** Data supplied **
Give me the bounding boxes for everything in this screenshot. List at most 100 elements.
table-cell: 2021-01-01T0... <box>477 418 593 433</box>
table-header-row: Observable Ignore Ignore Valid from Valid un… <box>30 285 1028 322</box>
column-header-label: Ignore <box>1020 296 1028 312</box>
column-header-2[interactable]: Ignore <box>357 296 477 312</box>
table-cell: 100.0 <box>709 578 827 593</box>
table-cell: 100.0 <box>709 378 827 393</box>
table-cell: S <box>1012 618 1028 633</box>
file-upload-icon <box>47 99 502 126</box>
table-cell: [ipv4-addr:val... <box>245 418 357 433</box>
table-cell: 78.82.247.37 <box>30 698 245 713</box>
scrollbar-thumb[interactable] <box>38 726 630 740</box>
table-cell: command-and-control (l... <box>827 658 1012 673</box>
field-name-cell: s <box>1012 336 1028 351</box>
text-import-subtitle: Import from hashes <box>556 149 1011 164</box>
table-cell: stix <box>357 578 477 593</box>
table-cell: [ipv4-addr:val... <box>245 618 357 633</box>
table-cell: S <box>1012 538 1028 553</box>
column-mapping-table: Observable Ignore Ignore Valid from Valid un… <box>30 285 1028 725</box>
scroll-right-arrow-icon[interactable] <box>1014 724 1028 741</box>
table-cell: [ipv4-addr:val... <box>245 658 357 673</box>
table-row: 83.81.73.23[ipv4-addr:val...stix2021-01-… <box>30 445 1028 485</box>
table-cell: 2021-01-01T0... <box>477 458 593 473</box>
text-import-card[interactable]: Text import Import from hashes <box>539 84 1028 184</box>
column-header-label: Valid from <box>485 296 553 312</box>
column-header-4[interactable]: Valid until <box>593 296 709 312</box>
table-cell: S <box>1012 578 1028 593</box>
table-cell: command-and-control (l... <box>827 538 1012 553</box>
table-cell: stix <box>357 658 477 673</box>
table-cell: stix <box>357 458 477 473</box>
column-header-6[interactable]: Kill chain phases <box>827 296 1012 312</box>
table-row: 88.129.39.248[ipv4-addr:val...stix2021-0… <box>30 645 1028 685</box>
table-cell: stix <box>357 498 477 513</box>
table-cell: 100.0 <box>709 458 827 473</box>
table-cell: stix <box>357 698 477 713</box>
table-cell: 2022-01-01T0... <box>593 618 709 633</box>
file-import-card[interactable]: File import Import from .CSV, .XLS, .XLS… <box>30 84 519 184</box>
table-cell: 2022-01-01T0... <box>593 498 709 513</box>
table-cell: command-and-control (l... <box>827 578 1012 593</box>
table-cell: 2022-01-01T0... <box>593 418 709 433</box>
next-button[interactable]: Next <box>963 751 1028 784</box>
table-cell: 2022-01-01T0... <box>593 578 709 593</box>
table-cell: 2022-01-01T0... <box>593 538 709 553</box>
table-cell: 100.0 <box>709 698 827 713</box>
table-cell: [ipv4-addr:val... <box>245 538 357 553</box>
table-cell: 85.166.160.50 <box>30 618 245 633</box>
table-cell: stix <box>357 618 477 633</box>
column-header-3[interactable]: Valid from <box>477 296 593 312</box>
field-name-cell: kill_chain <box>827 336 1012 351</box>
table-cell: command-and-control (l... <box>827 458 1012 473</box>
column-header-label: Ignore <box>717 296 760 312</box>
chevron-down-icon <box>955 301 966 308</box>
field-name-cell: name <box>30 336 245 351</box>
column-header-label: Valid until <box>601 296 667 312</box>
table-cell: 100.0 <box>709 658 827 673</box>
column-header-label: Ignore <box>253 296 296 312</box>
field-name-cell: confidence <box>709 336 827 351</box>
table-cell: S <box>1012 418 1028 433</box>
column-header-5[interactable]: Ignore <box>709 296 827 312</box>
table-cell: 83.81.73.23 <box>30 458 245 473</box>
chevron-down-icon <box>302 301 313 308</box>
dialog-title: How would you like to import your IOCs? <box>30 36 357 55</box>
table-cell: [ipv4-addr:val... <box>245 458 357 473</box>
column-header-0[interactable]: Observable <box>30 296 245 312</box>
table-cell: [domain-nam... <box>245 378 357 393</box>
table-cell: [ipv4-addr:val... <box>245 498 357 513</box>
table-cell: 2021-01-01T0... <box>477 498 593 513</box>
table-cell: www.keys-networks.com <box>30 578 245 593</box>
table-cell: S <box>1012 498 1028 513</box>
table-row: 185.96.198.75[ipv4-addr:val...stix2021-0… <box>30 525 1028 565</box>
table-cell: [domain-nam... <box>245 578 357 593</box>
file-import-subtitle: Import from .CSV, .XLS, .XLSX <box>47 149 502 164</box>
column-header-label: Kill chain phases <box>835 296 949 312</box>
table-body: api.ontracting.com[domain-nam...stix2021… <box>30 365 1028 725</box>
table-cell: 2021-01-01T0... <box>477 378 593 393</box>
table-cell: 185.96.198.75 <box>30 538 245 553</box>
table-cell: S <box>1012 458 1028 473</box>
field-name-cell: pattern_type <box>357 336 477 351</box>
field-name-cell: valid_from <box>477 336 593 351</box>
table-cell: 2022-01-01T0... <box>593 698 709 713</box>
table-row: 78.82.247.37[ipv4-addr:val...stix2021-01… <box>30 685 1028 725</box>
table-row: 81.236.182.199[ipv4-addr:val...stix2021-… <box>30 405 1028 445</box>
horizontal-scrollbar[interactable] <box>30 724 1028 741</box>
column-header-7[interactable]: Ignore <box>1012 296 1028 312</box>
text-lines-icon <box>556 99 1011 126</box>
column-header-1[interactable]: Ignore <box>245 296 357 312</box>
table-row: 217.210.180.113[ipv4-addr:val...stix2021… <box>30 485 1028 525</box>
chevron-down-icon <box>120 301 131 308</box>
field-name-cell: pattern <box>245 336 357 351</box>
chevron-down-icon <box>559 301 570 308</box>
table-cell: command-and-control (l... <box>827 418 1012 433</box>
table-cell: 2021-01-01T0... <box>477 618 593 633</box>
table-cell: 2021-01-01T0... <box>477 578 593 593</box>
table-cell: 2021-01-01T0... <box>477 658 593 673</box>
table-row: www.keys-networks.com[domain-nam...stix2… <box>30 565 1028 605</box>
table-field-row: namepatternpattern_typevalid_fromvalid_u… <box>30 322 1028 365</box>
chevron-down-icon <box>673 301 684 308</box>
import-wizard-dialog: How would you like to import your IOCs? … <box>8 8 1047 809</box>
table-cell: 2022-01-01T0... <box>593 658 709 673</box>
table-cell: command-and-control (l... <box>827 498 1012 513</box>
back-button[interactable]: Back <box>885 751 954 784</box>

** Goal **
Can you reproduce all of the entries above with every occurrence of "chevron-down-icon" replaced by "dropdown-arrow-icon" and nothing else changed?

** Task solution **
Give me the bounding boxes for everything in this screenshot. List at most 100 elements.
table-cell: 2021-01-01T0... <box>477 418 593 433</box>
table-header-row: Observable Ignore Ignore Valid from Valid un… <box>30 285 1028 322</box>
column-header-label: Ignore <box>1020 296 1028 312</box>
column-header-2[interactable]: Ignore <box>357 296 477 312</box>
table-cell: 100.0 <box>709 578 827 593</box>
table-cell: 100.0 <box>709 378 827 393</box>
table-cell: S <box>1012 618 1028 633</box>
file-upload-icon <box>47 99 502 126</box>
table-cell: [ipv4-addr:val... <box>245 418 357 433</box>
table-cell: 78.82.247.37 <box>30 698 245 713</box>
scrollbar-thumb[interactable] <box>38 726 630 740</box>
table-cell: command-and-control (l... <box>827 658 1012 673</box>
field-name-cell: s <box>1012 336 1028 351</box>
text-import-subtitle: Import from hashes <box>556 149 1011 164</box>
table-cell: stix <box>357 578 477 593</box>
table-cell: [ipv4-addr:val... <box>245 618 357 633</box>
table-cell: S <box>1012 538 1028 553</box>
column-mapping-table: Observable Ignore Ignore Valid from Valid un… <box>30 285 1028 725</box>
scroll-right-arrow-icon[interactable] <box>1014 724 1028 741</box>
table-cell: [ipv4-addr:val... <box>245 658 357 673</box>
table-row: 83.81.73.23[ipv4-addr:val...stix2021-01-… <box>30 445 1028 485</box>
table-cell: 2021-01-01T0... <box>477 458 593 473</box>
text-import-card[interactable]: Text import Import from hashes <box>539 84 1028 184</box>
column-header-label: Valid from <box>485 296 553 312</box>
column-header-4[interactable]: Valid until <box>593 296 709 312</box>
table-cell: S <box>1012 578 1028 593</box>
table-cell: command-and-control (l... <box>827 538 1012 553</box>
table-cell: stix <box>357 658 477 673</box>
table-cell: stix <box>357 458 477 473</box>
column-header-6[interactable]: Kill chain phases <box>827 296 1012 312</box>
table-row: 88.129.39.248[ipv4-addr:val...stix2021-0… <box>30 645 1028 685</box>
table-cell: stix <box>357 498 477 513</box>
table-cell: 100.0 <box>709 458 827 473</box>
table-cell: stix <box>357 698 477 713</box>
table-cell: 2022-01-01T0... <box>593 618 709 633</box>
file-import-card[interactable]: File import Import from .CSV, .XLS, .XLS… <box>30 84 519 184</box>
table-cell: 2022-01-01T0... <box>593 498 709 513</box>
table-cell: command-and-control (l... <box>827 578 1012 593</box>
table-cell: 2022-01-01T0... <box>593 418 709 433</box>
next-button[interactable]: Next <box>963 751 1028 784</box>
table-cell: 2022-01-01T0... <box>593 578 709 593</box>
table-cell: 2022-01-01T0... <box>593 538 709 553</box>
table-cell: 100.0 <box>709 698 827 713</box>
table-cell: [ipv4-addr:val... <box>245 538 357 553</box>
table-cell: 85.166.160.50 <box>30 618 245 633</box>
table-cell: stix <box>357 618 477 633</box>
column-header-3[interactable]: Valid from <box>477 296 593 312</box>
field-name-cell: kill_chain <box>827 336 1012 351</box>
table-cell: command-and-control (l... <box>827 458 1012 473</box>
column-header-label: Ignore <box>717 296 760 312</box>
dropdown-arrow-icon <box>955 301 966 308</box>
field-name-cell: name <box>30 336 245 351</box>
column-header-label: Valid until <box>601 296 667 312</box>
table-cell: 100.0 <box>709 658 827 673</box>
column-header-label: Ignore <box>253 296 296 312</box>
field-name-cell: confidence <box>709 336 827 351</box>
table-cell: S <box>1012 418 1028 433</box>
column-header-5[interactable]: Ignore <box>709 296 827 312</box>
table-cell: 83.81.73.23 <box>30 458 245 473</box>
dropdown-arrow-icon <box>302 301 313 308</box>
dialog-title: How would you like to import your IOCs? <box>30 36 357 55</box>
table-cell: [ipv4-addr:val... <box>245 458 357 473</box>
column-header-0[interactable]: Observable <box>30 296 245 312</box>
table-cell: [domain-nam... <box>245 378 357 393</box>
table-cell: [ipv4-addr:val... <box>245 498 357 513</box>
table-cell: 2021-01-01T0... <box>477 498 593 513</box>
table-cell: www.keys-networks.com <box>30 578 245 593</box>
table-cell: S <box>1012 498 1028 513</box>
table-row: 185.96.198.75[ipv4-addr:val...stix2021-0… <box>30 525 1028 565</box>
table-cell: [domain-nam... <box>245 578 357 593</box>
file-import-subtitle: Import from .CSV, .XLS, .XLSX <box>47 149 502 164</box>
column-header-label: Kill chain phases <box>835 296 949 312</box>
table-body: api.ontracting.com[domain-nam...stix2021… <box>30 365 1028 725</box>
table-cell: 2021-01-01T0... <box>477 378 593 393</box>
table-cell: 185.96.198.75 <box>30 538 245 553</box>
table-cell: S <box>1012 458 1028 473</box>
field-name-cell: pattern_type <box>357 336 477 351</box>
field-name-cell: valid_from <box>477 336 593 351</box>
table-cell: 2022-01-01T0... <box>593 698 709 713</box>
table-row: 78.82.247.37[ipv4-addr:val...stix2021-01… <box>30 685 1028 725</box>
table-row: 81.236.182.199[ipv4-addr:val...stix2021-… <box>30 405 1028 445</box>
horizontal-scrollbar[interactable] <box>30 724 1028 741</box>
column-header-7[interactable]: Ignore <box>1012 296 1028 312</box>
text-lines-icon <box>556 99 1011 126</box>
column-header-1[interactable]: Ignore <box>245 296 357 312</box>
table-row: 217.210.180.113[ipv4-addr:val...stix2021… <box>30 485 1028 525</box>
dropdown-arrow-icon <box>120 301 131 308</box>
field-name-cell: pattern <box>245 336 357 351</box>
dropdown-arrow-icon <box>559 301 570 308</box>
table-cell: command-and-control (l... <box>827 418 1012 433</box>
table-cell: 2021-01-01T0... <box>477 618 593 633</box>
table-cell: 2021-01-01T0... <box>477 578 593 593</box>
table-cell: 2021-01-01T0... <box>477 658 593 673</box>
table-row: www.keys-networks.com[domain-nam...stix2… <box>30 565 1028 605</box>
table-field-row: namepatternpattern_typevalid_fromvalid_u… <box>30 322 1028 365</box>
dropdown-arrow-icon <box>673 301 684 308</box>
import-wizard-dialog: How would you like to import your IOCs? … <box>8 8 1047 809</box>
table-cell: 2022-01-01T0... <box>593 658 709 673</box>
table-cell: command-and-control (l... <box>827 498 1012 513</box>
back-button[interactable]: Back <box>885 751 954 784</box>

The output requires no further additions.